**Written task:**
Show each line of the data below that has the string "title" in it.

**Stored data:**
-- begin --
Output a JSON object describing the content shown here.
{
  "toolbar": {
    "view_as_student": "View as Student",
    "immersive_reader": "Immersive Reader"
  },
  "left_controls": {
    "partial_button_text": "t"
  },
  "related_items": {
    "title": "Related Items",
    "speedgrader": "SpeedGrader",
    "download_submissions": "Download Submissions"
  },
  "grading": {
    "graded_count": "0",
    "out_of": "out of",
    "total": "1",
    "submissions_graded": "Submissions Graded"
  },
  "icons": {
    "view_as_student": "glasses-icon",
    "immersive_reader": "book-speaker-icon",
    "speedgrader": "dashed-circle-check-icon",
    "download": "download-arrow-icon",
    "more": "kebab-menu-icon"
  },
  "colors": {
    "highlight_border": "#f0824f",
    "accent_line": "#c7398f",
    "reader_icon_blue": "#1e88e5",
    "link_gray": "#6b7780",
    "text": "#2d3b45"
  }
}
-- end --
-- begin --
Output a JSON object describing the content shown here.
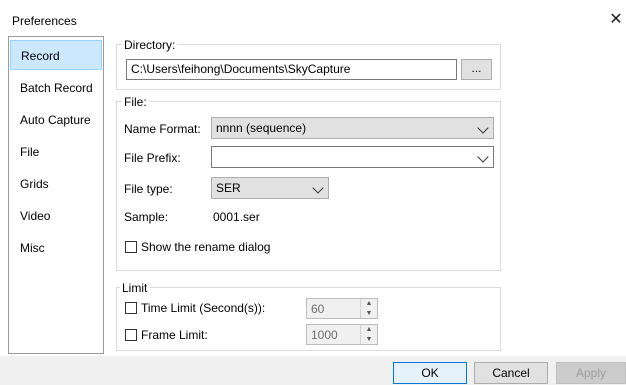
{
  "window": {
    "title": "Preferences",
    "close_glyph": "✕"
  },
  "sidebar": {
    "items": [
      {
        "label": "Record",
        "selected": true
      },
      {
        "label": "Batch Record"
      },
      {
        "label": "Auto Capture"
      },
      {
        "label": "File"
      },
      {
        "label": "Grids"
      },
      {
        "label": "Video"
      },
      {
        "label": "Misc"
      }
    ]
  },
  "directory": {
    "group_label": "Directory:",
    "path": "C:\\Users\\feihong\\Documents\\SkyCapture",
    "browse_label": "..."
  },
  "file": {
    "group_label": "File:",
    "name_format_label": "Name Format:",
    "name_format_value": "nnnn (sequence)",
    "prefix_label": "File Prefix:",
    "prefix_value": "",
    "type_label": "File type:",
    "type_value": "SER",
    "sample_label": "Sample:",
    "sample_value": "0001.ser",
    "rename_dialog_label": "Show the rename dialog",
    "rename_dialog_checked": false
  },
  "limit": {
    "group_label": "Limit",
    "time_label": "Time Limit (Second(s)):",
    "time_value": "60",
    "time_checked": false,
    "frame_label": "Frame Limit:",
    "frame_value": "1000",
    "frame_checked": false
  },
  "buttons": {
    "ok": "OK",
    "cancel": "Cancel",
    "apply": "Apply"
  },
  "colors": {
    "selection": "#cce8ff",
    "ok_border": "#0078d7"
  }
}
-- end --
**Problem solution:**
    "title": "Related Items",
    "title": "Preferences",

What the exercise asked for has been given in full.